- _Dataset excerpts_:
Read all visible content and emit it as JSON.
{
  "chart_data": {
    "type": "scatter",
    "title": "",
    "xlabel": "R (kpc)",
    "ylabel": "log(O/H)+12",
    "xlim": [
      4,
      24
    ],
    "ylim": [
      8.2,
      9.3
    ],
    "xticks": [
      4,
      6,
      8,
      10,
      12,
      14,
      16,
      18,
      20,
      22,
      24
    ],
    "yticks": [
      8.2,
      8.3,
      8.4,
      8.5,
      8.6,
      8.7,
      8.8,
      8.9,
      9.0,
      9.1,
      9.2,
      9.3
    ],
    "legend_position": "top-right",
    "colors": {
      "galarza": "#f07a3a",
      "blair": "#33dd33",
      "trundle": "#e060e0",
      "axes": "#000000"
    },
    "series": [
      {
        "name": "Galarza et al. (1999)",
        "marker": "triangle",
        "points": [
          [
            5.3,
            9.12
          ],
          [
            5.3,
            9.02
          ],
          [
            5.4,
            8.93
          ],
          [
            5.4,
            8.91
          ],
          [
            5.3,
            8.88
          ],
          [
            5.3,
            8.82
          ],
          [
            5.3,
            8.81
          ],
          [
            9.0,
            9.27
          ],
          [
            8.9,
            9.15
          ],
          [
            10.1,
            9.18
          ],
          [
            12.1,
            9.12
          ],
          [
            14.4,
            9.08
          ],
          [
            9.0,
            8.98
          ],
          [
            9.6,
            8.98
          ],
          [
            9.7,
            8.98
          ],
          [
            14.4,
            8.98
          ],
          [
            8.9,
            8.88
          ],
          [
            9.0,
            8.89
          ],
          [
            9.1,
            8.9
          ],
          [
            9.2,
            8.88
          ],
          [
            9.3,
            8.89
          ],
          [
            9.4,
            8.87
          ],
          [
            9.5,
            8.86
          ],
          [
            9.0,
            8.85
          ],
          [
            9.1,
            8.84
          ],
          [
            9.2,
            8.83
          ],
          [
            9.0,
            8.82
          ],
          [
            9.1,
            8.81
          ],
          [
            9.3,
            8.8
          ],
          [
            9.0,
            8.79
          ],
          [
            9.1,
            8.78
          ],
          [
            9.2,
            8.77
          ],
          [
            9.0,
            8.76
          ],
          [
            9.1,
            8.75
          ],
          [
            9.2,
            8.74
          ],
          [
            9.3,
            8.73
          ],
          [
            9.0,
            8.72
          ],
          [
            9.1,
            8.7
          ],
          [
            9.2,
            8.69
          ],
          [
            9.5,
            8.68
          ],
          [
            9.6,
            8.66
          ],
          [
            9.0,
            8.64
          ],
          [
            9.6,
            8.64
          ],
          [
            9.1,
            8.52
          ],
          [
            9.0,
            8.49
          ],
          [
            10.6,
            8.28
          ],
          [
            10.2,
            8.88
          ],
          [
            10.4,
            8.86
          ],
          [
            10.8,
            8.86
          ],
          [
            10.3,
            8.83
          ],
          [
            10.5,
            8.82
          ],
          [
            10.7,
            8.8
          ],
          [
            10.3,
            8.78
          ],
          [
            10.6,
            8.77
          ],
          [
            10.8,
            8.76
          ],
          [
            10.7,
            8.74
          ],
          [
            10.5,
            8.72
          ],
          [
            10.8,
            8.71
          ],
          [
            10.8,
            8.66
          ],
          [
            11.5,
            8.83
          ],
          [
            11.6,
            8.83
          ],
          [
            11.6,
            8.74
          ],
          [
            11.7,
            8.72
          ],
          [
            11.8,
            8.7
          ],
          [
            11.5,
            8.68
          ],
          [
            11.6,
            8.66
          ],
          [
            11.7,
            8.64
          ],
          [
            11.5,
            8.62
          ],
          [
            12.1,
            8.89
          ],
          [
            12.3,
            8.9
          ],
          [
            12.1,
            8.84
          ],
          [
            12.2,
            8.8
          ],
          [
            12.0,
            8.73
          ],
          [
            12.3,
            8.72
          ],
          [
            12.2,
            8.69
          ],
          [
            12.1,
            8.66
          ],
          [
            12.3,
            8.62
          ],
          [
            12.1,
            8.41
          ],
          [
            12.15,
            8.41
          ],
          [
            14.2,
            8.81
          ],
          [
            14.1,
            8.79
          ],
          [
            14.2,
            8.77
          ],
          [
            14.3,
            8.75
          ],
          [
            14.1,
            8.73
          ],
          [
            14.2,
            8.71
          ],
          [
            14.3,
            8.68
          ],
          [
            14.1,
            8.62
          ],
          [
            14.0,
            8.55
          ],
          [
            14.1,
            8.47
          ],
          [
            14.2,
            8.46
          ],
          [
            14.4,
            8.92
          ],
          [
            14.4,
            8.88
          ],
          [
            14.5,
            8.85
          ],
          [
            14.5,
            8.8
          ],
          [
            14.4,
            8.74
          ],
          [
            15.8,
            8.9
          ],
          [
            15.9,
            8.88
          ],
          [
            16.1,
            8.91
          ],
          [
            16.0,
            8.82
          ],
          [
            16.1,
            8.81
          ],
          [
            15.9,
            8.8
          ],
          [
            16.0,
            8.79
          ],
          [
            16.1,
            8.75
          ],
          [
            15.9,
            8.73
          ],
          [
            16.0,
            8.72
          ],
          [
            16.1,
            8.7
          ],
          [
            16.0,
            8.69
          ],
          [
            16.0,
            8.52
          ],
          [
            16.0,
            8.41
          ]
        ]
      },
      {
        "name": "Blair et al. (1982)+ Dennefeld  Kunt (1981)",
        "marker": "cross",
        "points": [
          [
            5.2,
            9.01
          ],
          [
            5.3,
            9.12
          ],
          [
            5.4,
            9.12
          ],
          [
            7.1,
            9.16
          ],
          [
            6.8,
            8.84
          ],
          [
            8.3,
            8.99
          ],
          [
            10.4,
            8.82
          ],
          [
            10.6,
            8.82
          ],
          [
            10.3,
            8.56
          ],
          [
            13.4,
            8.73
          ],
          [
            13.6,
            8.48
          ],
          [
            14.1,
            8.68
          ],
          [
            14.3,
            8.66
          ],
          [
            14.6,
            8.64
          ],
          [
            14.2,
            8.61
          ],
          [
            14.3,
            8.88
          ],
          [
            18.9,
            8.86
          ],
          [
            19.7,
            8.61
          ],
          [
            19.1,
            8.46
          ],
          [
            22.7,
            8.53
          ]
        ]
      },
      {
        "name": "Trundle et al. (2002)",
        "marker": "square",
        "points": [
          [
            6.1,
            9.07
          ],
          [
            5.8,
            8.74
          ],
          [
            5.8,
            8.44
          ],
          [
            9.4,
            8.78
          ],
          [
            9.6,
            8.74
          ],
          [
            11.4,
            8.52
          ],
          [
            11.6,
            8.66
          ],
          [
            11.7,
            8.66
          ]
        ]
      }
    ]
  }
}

- _Instructions to follow_:
Determine how many lines of this listing contain "name", and give only the number.

- _Output for this exercise_:
3